§ WHAT NEEDS TO BE DONE:
Determine how many lines contain the string "المرقاب" and reply with that number alone.

--- START SUPPLIED ENTRIES ---

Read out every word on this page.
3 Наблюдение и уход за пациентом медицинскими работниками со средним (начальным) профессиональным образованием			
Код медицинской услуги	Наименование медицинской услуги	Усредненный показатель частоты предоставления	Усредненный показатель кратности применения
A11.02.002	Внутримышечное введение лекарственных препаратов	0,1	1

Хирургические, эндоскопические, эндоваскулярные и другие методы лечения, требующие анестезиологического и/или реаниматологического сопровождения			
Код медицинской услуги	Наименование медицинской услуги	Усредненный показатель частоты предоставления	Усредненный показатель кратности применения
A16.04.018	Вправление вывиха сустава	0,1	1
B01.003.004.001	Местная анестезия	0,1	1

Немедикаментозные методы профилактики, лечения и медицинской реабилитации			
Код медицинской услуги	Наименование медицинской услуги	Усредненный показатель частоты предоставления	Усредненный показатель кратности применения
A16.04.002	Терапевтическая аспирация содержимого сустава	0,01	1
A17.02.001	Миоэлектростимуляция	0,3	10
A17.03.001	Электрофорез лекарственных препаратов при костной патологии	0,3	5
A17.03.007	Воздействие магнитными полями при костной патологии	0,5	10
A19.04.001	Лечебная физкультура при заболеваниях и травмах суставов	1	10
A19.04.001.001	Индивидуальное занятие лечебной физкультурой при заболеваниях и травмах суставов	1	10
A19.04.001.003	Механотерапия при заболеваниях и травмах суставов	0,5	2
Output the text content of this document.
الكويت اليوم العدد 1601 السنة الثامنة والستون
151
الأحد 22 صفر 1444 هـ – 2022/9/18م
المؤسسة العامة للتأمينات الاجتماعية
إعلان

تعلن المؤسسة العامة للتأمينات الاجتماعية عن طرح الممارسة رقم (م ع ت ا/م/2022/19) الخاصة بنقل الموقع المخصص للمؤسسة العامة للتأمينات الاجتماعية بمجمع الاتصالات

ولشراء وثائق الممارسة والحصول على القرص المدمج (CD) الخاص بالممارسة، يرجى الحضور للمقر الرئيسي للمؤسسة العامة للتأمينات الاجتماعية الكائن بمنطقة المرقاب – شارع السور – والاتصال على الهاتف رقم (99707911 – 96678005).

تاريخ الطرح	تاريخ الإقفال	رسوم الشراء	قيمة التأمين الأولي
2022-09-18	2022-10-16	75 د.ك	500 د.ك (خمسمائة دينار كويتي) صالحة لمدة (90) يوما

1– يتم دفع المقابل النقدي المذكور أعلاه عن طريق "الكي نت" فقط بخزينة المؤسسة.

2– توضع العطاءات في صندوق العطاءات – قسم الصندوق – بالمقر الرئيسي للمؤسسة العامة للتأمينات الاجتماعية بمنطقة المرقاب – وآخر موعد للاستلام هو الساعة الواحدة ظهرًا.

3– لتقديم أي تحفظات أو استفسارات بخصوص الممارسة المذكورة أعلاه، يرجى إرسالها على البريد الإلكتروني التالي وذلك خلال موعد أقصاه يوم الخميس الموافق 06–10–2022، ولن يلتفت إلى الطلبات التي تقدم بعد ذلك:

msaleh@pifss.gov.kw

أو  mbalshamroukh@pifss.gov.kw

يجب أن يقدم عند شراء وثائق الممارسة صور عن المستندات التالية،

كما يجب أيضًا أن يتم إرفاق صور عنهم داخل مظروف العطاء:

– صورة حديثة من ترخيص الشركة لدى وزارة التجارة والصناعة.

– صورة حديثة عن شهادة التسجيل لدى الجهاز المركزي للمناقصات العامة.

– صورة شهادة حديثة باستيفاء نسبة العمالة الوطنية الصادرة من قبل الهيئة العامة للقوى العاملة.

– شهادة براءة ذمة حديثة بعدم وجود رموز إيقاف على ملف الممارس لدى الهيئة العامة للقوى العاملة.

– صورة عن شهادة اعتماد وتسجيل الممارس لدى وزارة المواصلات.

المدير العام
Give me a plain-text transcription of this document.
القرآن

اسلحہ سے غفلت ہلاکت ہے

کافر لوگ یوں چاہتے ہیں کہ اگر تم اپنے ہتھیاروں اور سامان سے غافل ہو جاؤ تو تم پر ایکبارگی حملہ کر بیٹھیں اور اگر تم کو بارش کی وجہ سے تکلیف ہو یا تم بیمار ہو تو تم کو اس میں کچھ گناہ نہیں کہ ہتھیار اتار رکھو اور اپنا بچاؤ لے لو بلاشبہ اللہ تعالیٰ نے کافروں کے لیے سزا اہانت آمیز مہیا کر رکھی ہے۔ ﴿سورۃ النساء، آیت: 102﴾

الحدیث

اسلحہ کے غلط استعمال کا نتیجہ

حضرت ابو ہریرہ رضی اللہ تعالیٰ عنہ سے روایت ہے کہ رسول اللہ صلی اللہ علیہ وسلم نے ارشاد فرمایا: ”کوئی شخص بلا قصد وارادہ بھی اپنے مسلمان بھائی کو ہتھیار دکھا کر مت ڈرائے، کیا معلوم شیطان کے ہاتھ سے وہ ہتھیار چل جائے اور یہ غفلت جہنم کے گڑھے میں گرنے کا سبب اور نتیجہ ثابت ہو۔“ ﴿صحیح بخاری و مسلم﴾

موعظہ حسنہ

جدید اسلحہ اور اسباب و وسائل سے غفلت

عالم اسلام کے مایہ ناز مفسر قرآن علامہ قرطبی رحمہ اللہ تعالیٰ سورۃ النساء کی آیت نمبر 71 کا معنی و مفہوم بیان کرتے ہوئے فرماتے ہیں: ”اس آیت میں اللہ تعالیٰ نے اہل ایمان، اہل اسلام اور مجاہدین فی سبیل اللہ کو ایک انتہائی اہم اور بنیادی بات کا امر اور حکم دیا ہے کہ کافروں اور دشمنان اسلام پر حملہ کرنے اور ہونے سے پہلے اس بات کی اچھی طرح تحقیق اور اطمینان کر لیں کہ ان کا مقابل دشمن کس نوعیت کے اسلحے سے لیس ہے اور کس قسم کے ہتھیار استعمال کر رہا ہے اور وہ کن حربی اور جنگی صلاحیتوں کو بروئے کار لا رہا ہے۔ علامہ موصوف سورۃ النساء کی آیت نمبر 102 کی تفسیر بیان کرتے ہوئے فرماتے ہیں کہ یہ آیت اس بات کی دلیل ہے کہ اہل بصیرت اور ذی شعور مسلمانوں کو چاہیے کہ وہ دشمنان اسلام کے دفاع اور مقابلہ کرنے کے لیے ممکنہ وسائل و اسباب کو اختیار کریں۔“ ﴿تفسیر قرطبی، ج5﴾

--- END SUPPLIED ENTRIES ---

§ THE REPLY:
2